Search the listing below for the string "from" and copy every line where it occurs.

DATA TO USE:
[START]
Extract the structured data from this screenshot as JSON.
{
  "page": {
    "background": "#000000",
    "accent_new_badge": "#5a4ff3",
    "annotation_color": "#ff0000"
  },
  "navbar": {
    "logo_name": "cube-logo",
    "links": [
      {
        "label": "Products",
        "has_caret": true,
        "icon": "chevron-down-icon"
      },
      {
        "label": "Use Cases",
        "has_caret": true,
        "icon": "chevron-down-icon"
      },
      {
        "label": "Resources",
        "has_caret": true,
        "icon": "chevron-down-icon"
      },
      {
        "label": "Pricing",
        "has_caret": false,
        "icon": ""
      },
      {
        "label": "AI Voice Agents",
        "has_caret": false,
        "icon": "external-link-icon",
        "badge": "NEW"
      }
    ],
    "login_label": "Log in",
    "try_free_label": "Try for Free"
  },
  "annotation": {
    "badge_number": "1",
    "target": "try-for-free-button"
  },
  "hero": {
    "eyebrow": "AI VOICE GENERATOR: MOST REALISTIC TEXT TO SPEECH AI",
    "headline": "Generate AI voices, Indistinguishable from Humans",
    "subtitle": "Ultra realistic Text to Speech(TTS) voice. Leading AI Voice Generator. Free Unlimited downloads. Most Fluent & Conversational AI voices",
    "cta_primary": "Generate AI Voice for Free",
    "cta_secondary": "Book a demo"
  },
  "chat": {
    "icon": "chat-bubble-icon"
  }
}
[END]
[START]
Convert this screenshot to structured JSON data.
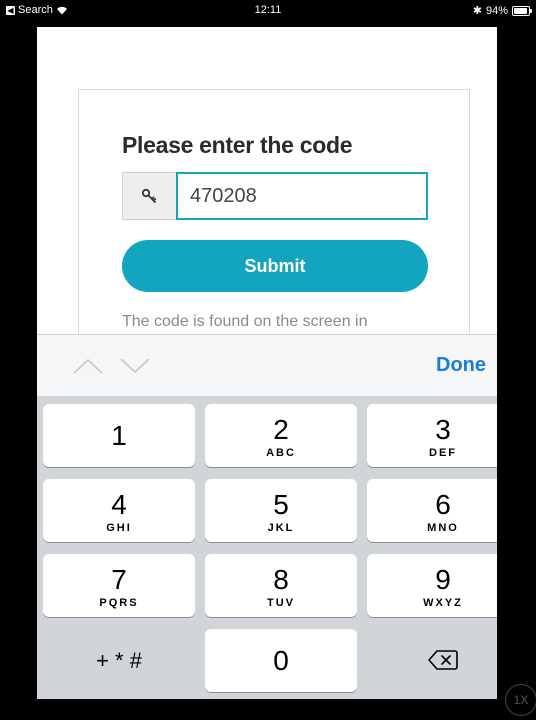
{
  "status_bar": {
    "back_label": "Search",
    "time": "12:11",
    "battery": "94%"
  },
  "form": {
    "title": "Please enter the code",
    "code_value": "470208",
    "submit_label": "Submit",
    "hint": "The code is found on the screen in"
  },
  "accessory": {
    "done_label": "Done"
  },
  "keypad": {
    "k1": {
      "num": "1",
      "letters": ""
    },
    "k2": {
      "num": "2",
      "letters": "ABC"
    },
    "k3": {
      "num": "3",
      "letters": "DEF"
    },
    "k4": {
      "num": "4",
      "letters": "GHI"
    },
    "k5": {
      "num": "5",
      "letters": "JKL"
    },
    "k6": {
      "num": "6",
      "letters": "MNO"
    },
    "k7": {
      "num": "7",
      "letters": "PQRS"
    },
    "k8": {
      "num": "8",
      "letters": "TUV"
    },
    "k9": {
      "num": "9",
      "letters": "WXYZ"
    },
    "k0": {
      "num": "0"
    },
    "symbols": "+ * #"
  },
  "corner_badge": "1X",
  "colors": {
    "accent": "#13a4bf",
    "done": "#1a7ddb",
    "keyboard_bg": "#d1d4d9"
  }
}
[END]
EXPECTED ANSWER:
Extract the structured data from this screenshot as JSON.
    "headline": "Generate AI voices, Indistinguishable from Humans",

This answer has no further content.